* begin TASK DATA *
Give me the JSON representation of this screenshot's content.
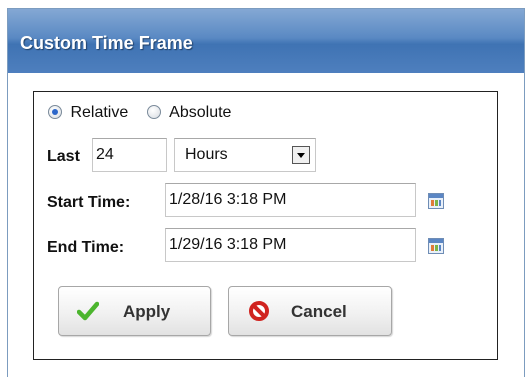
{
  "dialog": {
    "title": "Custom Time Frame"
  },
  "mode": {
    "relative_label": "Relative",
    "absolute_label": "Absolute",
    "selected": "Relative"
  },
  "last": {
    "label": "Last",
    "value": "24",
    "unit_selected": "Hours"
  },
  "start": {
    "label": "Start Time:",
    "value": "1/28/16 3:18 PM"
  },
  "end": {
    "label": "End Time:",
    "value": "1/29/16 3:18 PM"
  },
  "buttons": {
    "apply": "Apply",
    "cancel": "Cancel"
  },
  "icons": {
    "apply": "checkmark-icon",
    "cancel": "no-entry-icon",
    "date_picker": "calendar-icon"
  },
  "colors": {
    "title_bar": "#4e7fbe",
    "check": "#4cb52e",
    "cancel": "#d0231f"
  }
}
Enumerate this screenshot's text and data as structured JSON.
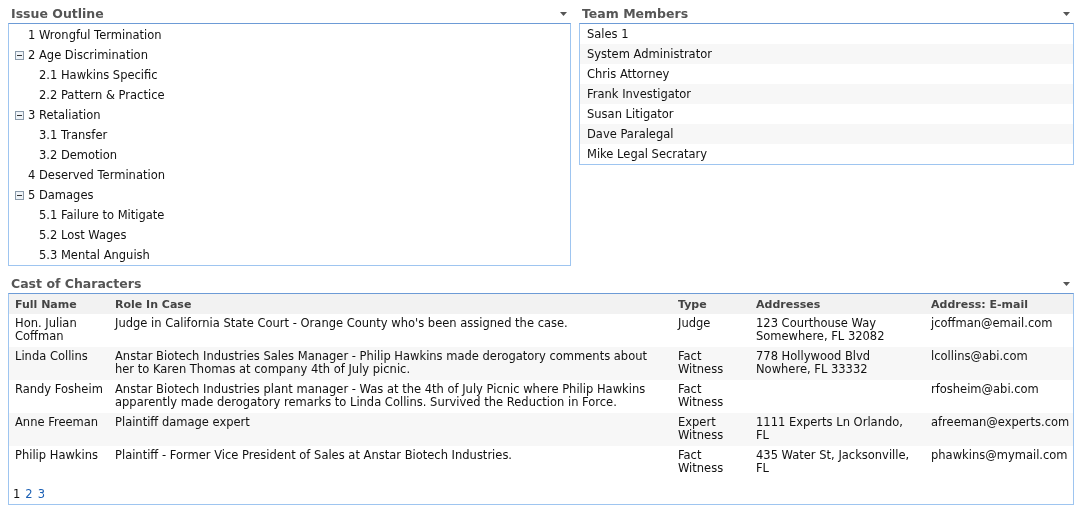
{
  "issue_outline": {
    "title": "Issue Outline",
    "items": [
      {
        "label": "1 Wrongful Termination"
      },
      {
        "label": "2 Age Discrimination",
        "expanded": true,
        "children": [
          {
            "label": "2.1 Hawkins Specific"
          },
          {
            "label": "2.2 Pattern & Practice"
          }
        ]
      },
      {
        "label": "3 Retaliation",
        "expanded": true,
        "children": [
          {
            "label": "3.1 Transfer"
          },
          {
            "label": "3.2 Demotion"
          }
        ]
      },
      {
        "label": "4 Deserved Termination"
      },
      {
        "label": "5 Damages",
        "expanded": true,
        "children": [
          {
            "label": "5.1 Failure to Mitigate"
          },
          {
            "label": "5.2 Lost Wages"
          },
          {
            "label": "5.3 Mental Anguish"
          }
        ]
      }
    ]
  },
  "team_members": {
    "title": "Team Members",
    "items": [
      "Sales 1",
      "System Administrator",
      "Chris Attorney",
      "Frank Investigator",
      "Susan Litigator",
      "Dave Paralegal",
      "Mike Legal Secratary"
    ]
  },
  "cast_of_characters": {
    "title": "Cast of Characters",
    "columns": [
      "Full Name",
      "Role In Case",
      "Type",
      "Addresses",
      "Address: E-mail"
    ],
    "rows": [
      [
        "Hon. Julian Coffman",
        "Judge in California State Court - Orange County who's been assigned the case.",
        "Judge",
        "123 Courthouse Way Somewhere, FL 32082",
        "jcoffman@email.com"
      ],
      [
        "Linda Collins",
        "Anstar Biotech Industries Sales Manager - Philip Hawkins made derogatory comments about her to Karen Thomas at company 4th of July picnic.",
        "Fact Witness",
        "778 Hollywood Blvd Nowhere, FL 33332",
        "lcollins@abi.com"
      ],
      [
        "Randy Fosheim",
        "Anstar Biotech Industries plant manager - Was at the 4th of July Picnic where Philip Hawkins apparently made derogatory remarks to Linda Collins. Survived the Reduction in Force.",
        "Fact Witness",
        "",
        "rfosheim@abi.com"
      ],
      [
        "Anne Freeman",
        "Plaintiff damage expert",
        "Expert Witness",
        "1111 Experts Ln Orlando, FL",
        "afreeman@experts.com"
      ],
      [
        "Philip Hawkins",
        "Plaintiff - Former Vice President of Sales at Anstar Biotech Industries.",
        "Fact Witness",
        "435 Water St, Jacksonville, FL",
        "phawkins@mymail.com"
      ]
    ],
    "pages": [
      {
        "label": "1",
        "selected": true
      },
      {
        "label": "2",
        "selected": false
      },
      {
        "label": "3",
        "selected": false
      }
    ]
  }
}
* end TASK DATA *
-- TASK STATEMENT --
Copy all the data exactly as written, but skip any picture.

-- TASK RESPONSE --
Give me the JSON representation of this screenshot's content.
{
  "dialog": {
    "title": "Custom Time Frame"
  },
  "mode": {
    "relative_label": "Relative",
    "absolute_label": "Absolute",
    "selected": "Relative"
  },
  "last": {
    "label": "Last",
    "value": "24",
    "unit_selected": "Hours"
  },
  "start": {
    "label": "Start Time:",
    "value": "1/28/16 3:18 PM"
  },
  "end": {
    "label": "End Time:",
    "value": "1/29/16 3:18 PM"
  },
  "buttons": {
    "apply": "Apply",
    "cancel": "Cancel"
  },
  "icons": {
    "apply": "checkmark-icon",
    "cancel": "no-entry-icon",
    "date_picker": "calendar-icon"
  },
  "colors": {
    "title_bar": "#4e7fbe",
    "check": "#4cb52e",
    "cancel": "#d0231f"
  }
}
Enumerate this screenshot's text and data as structured JSON.
{
  "issue_outline": {
    "title": "Issue Outline",
    "items": [
      {
        "label": "1 Wrongful Termination"
      },
      {
        "label": "2 Age Discrimination",
        "expanded": true,
        "children": [
          {
            "label": "2.1 Hawkins Specific"
          },
          {
            "label": "2.2 Pattern & Practice"
          }
        ]
      },
      {
        "label": "3 Retaliation",
        "expanded": true,
        "children": [
          {
            "label": "3.1 Transfer"
          },
          {
            "label": "3.2 Demotion"
          }
        ]
      },
      {
        "label": "4 Deserved Termination"
      },
      {
        "label": "5 Damages",
        "expanded": true,
        "children": [
          {
            "label": "5.1 Failure to Mitigate"
          },
          {
            "label": "5.2 Lost Wages"
          },
          {
            "label": "5.3 Mental Anguish"
          }
        ]
      }
    ]
  },
  "team_members": {
    "title": "Team Members",
    "items": [
      "Sales 1",
      "System Administrator",
      "Chris Attorney",
      "Frank Investigator",
      "Susan Litigator",
      "Dave Paralegal",
      "Mike Legal Secratary"
    ]
  },
  "cast_of_characters": {
    "title": "Cast of Characters",
    "columns": [
      "Full Name",
      "Role In Case",
      "Type",
      "Addresses",
      "Address: E-mail"
    ],
    "rows": [
      [
        "Hon. Julian Coffman",
        "Judge in California State Court - Orange County who's been assigned the case.",
        "Judge",
        "123 Courthouse Way Somewhere, FL 32082",
        "jcoffman@email.com"
      ],
      [
        "Linda Collins",
        "Anstar Biotech Industries Sales Manager - Philip Hawkins made derogatory comments about her to Karen Thomas at company 4th of July picnic.",
        "Fact Witness",
        "778 Hollywood Blvd Nowhere, FL 33332",
        "lcollins@abi.com"
      ],
      [
        "Randy Fosheim",
        "Anstar Biotech Industries plant manager - Was at the 4th of July Picnic where Philip Hawkins apparently made derogatory remarks to Linda Collins. Survived the Reduction in Force.",
        "Fact Witness",
        "",
        "rfosheim@abi.com"
      ],
      [
        "Anne Freeman",
        "Plaintiff damage expert",
        "Expert Witness",
        "1111 Experts Ln Orlando, FL",
        "afreeman@experts.com"
      ],
      [
        "Philip Hawkins",
        "Plaintiff - Former Vice President of Sales at Anstar Biotech Industries.",
        "Fact Witness",
        "435 Water St, Jacksonville, FL",
        "phawkins@mymail.com"
      ]
    ],
    "pages": [
      {
        "label": "1",
        "selected": true
      },
      {
        "label": "2",
        "selected": false
      },
      {
        "label": "3",
        "selected": false
      }
    ]
  }
}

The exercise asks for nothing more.